## Begin Listing

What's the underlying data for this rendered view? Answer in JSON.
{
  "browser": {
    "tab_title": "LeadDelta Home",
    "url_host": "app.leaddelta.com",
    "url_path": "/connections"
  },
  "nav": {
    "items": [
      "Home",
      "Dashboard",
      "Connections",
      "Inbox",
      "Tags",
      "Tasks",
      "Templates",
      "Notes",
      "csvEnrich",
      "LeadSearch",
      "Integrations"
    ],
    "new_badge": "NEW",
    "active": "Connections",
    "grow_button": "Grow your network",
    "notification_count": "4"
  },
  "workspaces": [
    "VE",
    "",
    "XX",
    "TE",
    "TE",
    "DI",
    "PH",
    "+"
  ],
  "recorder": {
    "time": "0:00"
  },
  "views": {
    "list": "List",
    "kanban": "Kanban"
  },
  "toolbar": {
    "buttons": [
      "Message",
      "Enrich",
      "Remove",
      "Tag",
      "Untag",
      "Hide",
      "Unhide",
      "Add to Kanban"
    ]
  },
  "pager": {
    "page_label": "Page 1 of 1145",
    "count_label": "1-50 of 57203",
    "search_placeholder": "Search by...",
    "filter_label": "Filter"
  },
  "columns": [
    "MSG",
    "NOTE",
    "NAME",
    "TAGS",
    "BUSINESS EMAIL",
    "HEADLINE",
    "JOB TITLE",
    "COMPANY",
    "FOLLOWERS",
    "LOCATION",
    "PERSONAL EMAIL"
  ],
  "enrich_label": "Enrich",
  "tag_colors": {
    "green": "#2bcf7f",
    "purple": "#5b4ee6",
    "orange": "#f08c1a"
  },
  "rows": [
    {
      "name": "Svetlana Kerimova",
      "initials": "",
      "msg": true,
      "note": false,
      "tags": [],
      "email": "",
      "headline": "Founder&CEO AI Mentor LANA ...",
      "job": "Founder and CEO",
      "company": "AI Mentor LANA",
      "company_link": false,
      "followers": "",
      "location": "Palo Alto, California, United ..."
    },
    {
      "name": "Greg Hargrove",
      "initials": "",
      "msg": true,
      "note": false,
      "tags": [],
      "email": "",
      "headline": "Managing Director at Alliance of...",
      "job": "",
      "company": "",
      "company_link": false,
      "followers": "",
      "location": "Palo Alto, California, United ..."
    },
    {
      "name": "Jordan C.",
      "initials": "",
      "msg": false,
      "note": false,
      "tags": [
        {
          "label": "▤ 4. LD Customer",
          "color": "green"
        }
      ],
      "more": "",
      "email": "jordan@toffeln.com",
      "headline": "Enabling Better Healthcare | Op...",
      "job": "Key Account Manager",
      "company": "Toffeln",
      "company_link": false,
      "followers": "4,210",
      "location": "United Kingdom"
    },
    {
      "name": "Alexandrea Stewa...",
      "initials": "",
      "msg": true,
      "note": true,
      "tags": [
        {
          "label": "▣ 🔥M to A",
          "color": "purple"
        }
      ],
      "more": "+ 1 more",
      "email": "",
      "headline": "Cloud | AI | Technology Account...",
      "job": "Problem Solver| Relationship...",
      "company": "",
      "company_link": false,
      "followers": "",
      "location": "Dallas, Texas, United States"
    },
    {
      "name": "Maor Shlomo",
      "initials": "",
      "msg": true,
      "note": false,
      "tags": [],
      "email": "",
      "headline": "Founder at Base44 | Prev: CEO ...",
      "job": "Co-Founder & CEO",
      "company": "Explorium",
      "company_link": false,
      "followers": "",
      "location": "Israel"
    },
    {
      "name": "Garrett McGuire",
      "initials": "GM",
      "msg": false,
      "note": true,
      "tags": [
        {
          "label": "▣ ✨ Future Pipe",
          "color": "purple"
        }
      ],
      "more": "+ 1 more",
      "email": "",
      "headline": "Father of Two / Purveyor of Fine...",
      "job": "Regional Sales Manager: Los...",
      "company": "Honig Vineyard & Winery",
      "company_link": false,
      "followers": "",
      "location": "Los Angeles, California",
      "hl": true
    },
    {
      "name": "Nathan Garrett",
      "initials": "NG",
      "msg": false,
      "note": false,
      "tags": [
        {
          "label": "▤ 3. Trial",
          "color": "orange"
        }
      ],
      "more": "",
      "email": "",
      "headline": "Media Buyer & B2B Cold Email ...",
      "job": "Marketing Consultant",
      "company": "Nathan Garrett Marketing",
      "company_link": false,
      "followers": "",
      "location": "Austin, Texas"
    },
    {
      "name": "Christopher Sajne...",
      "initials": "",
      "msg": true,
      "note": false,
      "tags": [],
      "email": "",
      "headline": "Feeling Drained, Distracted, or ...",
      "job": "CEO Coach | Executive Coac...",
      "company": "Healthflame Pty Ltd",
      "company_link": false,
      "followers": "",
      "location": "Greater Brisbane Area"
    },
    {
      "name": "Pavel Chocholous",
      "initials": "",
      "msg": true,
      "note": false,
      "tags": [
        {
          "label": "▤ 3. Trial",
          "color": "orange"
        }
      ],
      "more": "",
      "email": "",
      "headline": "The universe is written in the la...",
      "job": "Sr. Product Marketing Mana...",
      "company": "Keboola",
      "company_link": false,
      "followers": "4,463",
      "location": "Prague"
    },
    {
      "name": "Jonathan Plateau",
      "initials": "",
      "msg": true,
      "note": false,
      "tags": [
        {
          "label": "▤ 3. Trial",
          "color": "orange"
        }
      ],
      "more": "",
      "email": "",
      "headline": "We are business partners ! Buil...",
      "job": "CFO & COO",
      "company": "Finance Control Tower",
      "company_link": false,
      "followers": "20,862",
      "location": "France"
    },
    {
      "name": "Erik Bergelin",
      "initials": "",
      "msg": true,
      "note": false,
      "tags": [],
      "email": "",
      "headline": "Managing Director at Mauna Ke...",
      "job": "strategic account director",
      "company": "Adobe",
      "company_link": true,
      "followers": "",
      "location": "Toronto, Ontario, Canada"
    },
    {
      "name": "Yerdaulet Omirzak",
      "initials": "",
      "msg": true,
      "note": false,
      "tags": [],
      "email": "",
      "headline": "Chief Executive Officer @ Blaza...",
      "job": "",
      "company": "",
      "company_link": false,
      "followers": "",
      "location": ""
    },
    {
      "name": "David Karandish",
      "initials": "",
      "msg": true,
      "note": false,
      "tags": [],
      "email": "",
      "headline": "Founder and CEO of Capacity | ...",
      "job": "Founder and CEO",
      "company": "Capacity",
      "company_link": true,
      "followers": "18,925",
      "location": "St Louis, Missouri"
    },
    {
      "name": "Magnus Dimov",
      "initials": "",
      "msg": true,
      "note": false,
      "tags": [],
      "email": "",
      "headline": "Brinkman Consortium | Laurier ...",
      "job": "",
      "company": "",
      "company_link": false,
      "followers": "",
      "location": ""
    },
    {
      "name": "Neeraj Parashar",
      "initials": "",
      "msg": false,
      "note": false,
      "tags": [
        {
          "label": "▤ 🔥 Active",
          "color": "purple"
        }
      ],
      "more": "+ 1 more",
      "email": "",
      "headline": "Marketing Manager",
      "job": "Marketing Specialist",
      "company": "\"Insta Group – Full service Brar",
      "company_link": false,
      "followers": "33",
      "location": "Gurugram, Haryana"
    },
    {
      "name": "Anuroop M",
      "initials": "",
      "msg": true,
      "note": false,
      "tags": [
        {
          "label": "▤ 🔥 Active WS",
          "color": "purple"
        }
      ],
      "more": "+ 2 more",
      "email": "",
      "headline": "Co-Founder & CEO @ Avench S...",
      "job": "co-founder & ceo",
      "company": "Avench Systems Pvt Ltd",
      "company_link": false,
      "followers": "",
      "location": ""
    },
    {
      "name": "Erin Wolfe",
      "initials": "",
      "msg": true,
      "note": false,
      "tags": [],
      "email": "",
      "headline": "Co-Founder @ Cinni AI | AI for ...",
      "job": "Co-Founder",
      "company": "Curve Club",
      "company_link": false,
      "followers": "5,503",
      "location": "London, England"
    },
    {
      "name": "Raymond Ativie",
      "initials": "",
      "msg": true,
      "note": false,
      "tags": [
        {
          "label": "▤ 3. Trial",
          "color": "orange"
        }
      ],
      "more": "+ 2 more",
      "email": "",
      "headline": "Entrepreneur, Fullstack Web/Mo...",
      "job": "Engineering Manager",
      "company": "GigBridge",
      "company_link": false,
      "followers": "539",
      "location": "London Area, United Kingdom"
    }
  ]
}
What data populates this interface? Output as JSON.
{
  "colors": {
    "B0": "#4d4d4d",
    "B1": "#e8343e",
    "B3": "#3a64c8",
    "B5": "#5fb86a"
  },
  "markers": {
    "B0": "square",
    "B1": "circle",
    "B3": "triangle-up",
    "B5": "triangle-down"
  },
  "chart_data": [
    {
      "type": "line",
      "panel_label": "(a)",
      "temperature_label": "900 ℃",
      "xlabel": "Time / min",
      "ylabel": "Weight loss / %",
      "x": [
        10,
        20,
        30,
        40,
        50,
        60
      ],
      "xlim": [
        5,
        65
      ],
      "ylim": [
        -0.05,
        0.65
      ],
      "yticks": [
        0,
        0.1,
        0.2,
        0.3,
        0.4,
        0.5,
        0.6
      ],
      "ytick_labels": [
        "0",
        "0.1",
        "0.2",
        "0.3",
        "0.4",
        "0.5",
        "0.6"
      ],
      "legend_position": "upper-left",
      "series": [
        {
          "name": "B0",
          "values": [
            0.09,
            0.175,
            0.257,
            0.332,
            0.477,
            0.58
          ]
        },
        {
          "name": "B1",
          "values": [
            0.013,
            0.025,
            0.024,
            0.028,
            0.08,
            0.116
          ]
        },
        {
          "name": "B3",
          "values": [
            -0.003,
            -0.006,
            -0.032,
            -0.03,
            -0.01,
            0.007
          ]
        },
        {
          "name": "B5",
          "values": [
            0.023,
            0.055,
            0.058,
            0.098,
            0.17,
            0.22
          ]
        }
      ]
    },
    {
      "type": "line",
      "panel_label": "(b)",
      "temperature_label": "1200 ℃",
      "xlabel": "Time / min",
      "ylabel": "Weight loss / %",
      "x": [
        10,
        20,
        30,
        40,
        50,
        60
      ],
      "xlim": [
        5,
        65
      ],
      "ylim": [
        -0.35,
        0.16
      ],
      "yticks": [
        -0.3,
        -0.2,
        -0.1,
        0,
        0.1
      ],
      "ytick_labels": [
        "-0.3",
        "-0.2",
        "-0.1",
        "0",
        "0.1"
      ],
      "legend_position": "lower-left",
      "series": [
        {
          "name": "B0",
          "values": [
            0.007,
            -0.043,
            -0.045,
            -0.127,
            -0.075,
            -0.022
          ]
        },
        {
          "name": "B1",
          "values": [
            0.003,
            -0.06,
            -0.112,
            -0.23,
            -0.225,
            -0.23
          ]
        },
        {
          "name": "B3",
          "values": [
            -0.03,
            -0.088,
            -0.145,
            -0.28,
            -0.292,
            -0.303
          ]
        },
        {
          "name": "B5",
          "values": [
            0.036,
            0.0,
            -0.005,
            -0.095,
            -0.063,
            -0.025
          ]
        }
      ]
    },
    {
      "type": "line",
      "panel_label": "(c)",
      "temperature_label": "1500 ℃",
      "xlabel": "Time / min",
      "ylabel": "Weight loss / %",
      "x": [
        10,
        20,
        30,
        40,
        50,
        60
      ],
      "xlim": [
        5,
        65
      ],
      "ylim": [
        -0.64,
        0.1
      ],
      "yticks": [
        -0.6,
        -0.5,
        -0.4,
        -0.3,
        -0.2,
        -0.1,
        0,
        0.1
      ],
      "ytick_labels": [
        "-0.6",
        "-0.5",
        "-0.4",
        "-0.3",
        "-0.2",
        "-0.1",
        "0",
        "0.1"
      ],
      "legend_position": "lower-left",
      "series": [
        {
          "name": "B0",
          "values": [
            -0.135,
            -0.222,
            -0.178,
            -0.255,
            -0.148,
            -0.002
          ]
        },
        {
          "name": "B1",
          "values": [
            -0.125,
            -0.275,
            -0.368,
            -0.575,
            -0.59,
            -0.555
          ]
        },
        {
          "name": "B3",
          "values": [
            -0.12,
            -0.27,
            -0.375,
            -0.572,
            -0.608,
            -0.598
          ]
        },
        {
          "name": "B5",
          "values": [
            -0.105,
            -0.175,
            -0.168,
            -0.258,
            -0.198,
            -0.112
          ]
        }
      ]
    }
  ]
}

## End Listing

From the listing, copy every line where the string "Avench" appears.

● **Completed exercise**
      "headline": "Co-Founder & CEO @ Avench S...",
      "company": "Avench Systems Pvt Ltd",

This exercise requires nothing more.